▶ Instrucciones de trabajo:
Devuelve sin cambios el fragmento del texto sobre Maravillas Lamberto Yoldi que empieza con las palabras que contienen "Maravillas Lamberto Yoldi." y termina con "Julia, era Maravillas.".

--- Extracto de página ---

Maravillas Lamberto Yoldi. Nació en Larraga. El 15 de agosto de 1936, un grupo de falangistas allanaron su casa a la búsqueda de su padre Vicente. Mientras, ese día, en Larraga, en Navarra, los fariseos llenaban las iglesias y honraban a la patrona de las patronas, a la madre de las madres. Con el fondo de las rogativas, jaculatorias y demás manifestaciones de muerte, los verdugos se llevaron a Vicente y… a Maravillas que no se apartaba de su padre, aterrorizado por la visión que imaginaba y, fatalmente, se produjo. “Tú no puedes volver atrás porque la vida ya te empuja en un aullido interminable, interminable”, escribió a Julia el poeta José Agustín Goytisolo. Esta vez no era Julia, era Maravillas.
Violaron los sinnombre a Maravillas, la despojaron en unos minutos de sus 14 años de inocencia, le robaron su futuro ante los ojos angustiosos de su padre Vicente. Las campanas llamaban a la fiesta. El obispo declamaba el Génesis, las ancianas se santiguaban con el agua bendita y los guardianes de las esencias que hicieron posible el 18 de Julio asesinaban a Maravillas y a su padre Vicente. Cada uno en su lugar. Cada cosa como Dios manda. La muerte azul.

--- Registros mostrados ---

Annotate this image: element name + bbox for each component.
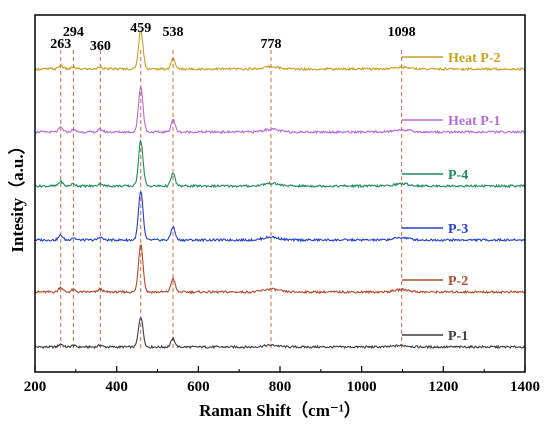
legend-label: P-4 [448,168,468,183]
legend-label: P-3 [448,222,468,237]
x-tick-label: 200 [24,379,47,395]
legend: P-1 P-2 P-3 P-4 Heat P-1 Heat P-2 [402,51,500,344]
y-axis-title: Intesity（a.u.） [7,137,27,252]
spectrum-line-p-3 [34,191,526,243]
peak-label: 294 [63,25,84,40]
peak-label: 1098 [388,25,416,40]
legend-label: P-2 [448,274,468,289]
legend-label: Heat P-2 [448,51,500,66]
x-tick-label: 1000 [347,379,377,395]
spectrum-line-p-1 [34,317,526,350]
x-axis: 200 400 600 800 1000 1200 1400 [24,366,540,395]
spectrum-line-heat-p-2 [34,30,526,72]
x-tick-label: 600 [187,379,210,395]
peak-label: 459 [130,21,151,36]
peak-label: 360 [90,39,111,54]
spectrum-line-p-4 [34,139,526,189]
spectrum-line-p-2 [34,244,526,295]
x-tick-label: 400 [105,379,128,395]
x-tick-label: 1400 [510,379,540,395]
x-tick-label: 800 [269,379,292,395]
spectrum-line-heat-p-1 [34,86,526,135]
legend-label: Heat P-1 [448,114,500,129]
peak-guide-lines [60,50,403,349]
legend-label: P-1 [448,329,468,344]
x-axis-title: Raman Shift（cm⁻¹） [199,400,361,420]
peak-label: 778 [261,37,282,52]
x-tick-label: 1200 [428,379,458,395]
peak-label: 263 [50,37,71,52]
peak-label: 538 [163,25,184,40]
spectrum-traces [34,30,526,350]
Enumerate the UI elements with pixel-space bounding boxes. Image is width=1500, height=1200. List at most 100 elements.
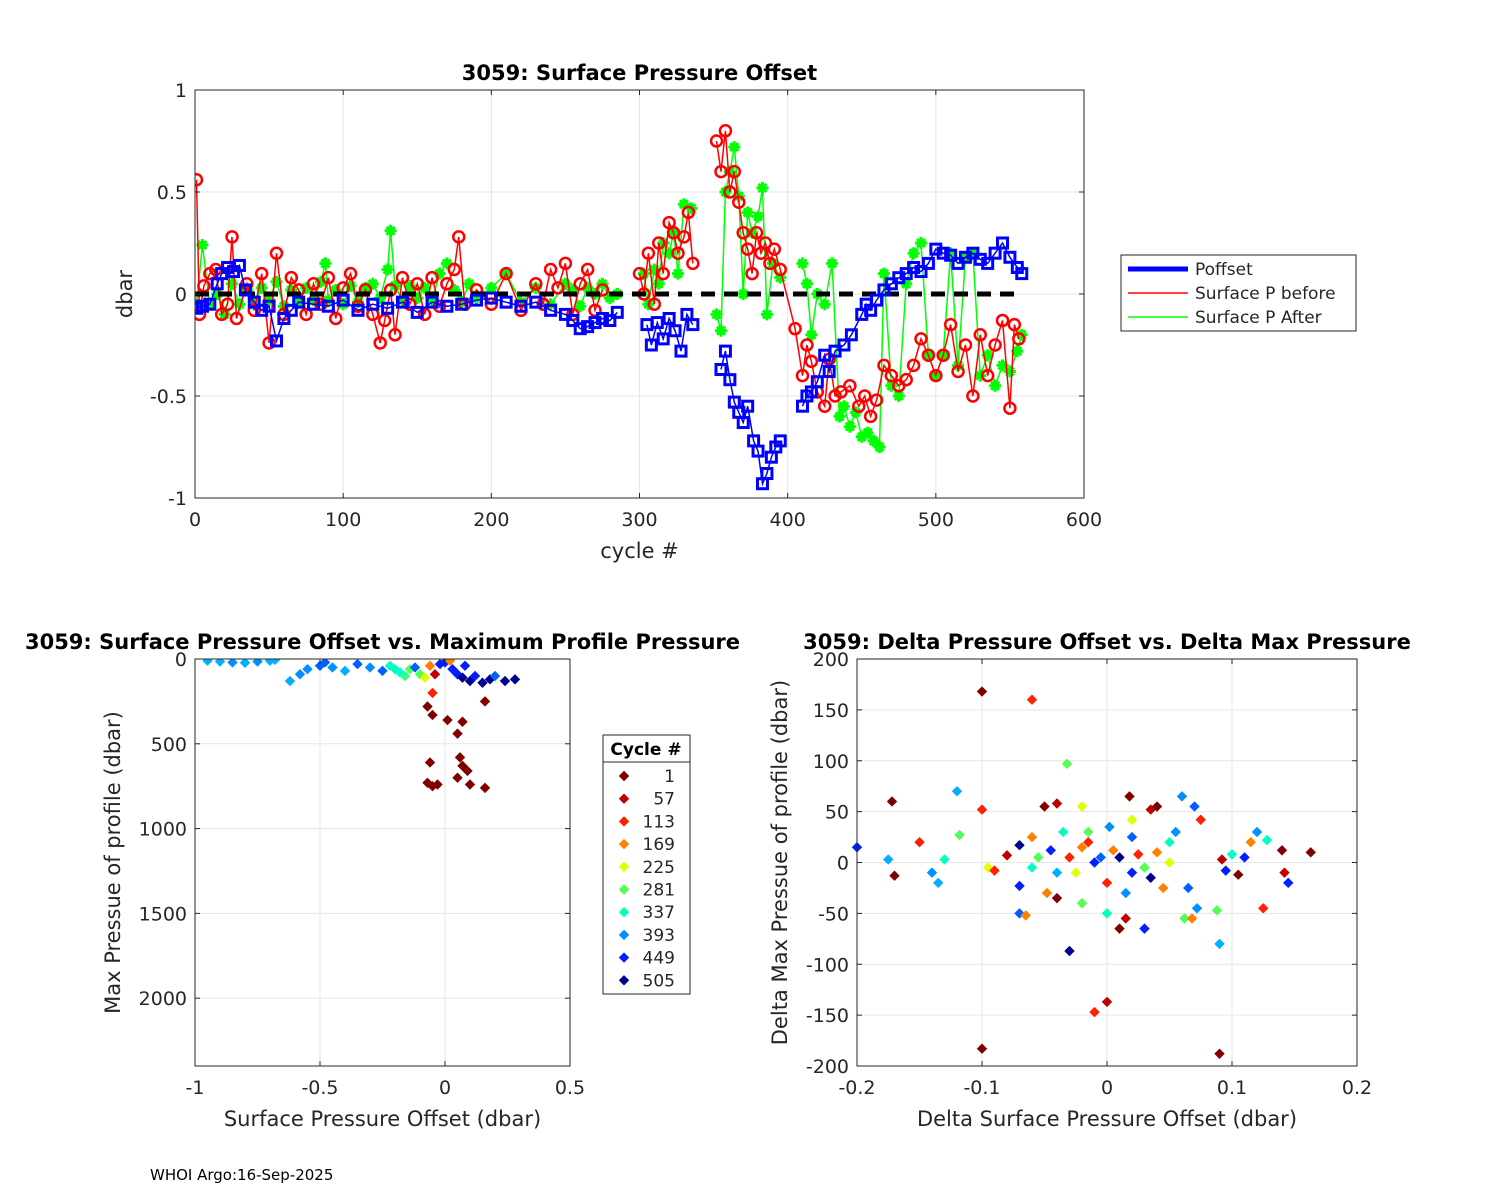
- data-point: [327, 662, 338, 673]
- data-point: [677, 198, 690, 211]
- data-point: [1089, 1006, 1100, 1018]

---

▶ Respuesta correcta:
Maravillas Lamberto Yoldi. Nació en Larraga. El 15 de agosto de 1936, un grupo de falangistas allanaron su casa a la búsqueda de su padre Vicente. Mientras, ese día, en Larraga, en Navarra, los fariseos llenaban las iglesias y honraban a la patrona de las patronas, a la madre de las madres. Con el fondo de las rogativas, jaculatorias y demás manifestaciones de muerte, los verdugos se llevaron a Vicente y… a Maravillas que no se apartaba de su padre, aterrorizado por la visión que imaginaba y, fatalmente, se produjo. “Tú no puedes volver atrás porque la vida ya te empuja en un aullido interminable, interminable”, escribió a Julia el poeta José Agustín Goytisolo. Esta vez no era Julia, era Maravillas.